=== Task to carry out ===
Exactly reproduce the lines that follow.

=== Dataset records ===
•••••

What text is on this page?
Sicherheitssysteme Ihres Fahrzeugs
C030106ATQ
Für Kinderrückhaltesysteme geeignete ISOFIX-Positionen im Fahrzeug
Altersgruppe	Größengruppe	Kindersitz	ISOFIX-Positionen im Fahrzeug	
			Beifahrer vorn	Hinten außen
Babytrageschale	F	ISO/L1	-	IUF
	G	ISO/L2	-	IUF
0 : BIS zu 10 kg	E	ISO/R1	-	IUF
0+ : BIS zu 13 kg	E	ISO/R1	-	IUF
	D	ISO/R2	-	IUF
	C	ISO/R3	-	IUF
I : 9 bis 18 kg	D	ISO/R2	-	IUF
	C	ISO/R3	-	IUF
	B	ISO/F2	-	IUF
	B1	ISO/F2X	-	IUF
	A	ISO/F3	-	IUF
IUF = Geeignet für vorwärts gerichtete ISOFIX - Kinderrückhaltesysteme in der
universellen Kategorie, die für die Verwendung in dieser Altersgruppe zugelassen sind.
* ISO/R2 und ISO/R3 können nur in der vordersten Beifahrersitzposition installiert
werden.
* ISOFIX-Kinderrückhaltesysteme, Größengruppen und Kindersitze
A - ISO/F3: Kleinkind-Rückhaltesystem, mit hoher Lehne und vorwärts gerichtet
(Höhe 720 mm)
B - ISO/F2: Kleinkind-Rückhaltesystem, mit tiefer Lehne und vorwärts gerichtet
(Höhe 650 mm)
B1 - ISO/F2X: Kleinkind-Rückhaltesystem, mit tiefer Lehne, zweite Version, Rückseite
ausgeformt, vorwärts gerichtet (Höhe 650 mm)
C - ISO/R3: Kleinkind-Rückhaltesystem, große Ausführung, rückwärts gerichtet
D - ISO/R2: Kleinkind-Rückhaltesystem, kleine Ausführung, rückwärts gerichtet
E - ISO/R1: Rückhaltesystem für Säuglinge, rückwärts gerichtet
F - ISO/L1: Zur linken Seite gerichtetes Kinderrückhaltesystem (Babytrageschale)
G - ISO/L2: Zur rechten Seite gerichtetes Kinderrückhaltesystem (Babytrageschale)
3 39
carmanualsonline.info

•••••

=== Solution to this problem ===
What text is on this page?
Sicherheitssysteme Ihres Fahrzeugs
C030106ATQ
Für Kinderrückhaltesysteme geeignete ISOFIX-Positionen im Fahrzeug
Altersgruppe	Größengruppe	Kindersitz	ISOFIX-Positionen im Fahrzeug	
			Beifahrer vorn	Hinten außen
Babytrageschale	F	ISO/L1	-	IUF
	G	ISO/L2	-	IUF
0 : BIS zu 10 kg	E	ISO/R1	-	IUF
0+ : BIS zu 13 kg	E	ISO/R1	-	IUF
	D	ISO/R2	-	IUF
	C	ISO/R3	-	IUF
I : 9 bis 18 kg	D	ISO/R2	-	IUF
	C	ISO/R3	-	IUF
	B	ISO/F2	-	IUF
	B1	ISO/F2X	-	IUF
	A	ISO/F3	-	IUF
IUF = Geeignet für vorwärts gerichtete ISOFIX - Kinderrückhaltesysteme in der
universellen Kategorie, die für die Verwendung in dieser Altersgruppe zugelassen sind.
* ISO/R2 und ISO/R3 können nur in der vordersten Beifahrersitzposition installiert
werden.
* ISOFIX-Kinderrückhaltesysteme, Größengruppen und Kindersitze
A - ISO/F3: Kleinkind-Rückhaltesystem, mit hoher Lehne und vorwärts gerichtet
(Höhe 720 mm)
B - ISO/F2: Kleinkind-Rückhaltesystem, mit tiefer Lehne und vorwärts gerichtet
(Höhe 650 mm)
B1 - ISO/F2X: Kleinkind-Rückhaltesystem, mit tiefer Lehne, zweite Version, Rückseite
ausgeformt, vorwärts gerichtet (Höhe 650 mm)
C - ISO/R3: Kleinkind-Rückhaltesystem, große Ausführung, rückwärts gerichtet
D - ISO/R2: Kleinkind-Rückhaltesystem, kleine Ausführung, rückwärts gerichtet
E - ISO/R1: Rückhaltesystem für Säuglinge, rückwärts gerichtet
F - ISO/L1: Zur linken Seite gerichtetes Kinderrückhaltesystem (Babytrageschale)
G - ISO/L2: Zur rechten Seite gerichtetes Kinderrückhaltesystem (Babytrageschale)
3 39
carmanualsonline.info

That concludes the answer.